◆ **Objective**
Please say how many lines of the listing hold "Ident", with no other words in the answer.

Items from a data source:
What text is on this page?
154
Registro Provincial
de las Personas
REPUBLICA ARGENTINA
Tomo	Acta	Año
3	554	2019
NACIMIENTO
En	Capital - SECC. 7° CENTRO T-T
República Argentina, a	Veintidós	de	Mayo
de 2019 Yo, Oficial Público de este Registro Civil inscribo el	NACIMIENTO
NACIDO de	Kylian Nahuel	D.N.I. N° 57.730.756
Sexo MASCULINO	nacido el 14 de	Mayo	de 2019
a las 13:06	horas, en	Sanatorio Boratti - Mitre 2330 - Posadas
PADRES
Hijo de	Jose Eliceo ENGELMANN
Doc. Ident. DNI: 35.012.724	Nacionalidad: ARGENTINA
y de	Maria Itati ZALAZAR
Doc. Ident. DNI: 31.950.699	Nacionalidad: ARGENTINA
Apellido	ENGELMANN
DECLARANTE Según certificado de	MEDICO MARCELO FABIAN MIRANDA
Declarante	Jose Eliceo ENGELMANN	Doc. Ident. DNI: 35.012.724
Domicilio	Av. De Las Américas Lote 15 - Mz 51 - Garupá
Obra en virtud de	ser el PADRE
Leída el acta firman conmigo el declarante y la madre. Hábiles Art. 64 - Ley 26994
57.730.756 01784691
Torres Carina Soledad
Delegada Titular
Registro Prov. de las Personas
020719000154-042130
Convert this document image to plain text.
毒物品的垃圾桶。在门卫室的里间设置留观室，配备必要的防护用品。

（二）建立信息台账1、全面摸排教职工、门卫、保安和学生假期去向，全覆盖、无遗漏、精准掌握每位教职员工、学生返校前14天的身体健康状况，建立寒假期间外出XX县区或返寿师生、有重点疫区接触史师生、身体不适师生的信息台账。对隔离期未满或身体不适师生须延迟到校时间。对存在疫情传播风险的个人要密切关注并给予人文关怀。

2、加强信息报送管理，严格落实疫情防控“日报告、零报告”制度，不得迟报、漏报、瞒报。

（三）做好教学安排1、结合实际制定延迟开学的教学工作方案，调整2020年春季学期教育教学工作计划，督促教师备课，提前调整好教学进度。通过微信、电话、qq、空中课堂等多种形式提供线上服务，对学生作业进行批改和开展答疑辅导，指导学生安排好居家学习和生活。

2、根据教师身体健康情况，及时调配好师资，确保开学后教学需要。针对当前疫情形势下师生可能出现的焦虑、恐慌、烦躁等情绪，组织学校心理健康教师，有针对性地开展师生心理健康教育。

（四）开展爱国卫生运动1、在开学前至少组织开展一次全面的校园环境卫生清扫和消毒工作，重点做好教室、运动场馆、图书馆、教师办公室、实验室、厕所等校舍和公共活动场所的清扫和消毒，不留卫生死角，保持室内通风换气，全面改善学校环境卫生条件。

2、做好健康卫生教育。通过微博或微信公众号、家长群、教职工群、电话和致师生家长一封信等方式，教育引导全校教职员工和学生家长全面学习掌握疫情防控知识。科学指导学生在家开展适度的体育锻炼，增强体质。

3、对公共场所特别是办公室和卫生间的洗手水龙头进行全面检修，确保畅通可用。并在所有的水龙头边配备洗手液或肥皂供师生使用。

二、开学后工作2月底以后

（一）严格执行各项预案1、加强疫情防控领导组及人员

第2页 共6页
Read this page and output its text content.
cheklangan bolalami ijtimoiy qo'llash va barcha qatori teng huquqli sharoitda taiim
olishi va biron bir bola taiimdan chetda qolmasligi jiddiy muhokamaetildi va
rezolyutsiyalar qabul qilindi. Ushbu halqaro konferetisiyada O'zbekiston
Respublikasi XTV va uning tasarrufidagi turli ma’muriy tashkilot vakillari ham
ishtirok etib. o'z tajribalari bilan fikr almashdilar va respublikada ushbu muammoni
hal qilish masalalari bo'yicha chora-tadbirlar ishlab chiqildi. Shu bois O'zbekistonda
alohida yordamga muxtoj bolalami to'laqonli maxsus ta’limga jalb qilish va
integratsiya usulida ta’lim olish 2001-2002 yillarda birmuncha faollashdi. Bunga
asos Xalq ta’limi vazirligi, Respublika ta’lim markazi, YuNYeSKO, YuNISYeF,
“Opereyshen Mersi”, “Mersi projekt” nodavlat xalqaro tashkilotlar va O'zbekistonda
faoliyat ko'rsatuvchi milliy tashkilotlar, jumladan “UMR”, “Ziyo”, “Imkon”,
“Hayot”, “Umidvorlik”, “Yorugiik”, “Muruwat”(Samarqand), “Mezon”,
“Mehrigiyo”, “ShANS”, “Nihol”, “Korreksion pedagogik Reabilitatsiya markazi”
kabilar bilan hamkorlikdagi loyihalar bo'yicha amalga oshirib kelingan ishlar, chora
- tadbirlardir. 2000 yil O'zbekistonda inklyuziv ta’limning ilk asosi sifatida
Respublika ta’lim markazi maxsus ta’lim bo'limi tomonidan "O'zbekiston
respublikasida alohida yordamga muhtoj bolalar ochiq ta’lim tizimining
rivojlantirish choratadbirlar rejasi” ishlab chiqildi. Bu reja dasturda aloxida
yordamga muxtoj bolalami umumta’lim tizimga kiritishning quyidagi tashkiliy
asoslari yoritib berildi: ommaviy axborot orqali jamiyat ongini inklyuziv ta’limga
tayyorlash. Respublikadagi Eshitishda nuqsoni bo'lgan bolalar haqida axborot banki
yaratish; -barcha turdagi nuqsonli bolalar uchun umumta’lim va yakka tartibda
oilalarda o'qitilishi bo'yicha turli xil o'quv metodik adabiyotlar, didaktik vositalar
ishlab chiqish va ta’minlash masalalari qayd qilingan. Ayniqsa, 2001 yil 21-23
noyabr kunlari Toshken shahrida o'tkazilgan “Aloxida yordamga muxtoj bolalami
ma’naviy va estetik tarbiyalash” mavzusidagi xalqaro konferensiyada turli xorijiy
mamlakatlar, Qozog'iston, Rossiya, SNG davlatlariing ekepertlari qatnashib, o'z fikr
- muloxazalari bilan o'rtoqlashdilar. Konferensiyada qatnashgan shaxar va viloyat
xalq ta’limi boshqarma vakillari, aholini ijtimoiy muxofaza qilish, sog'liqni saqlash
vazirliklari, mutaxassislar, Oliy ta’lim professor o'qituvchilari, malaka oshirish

◆ **Task solution**
3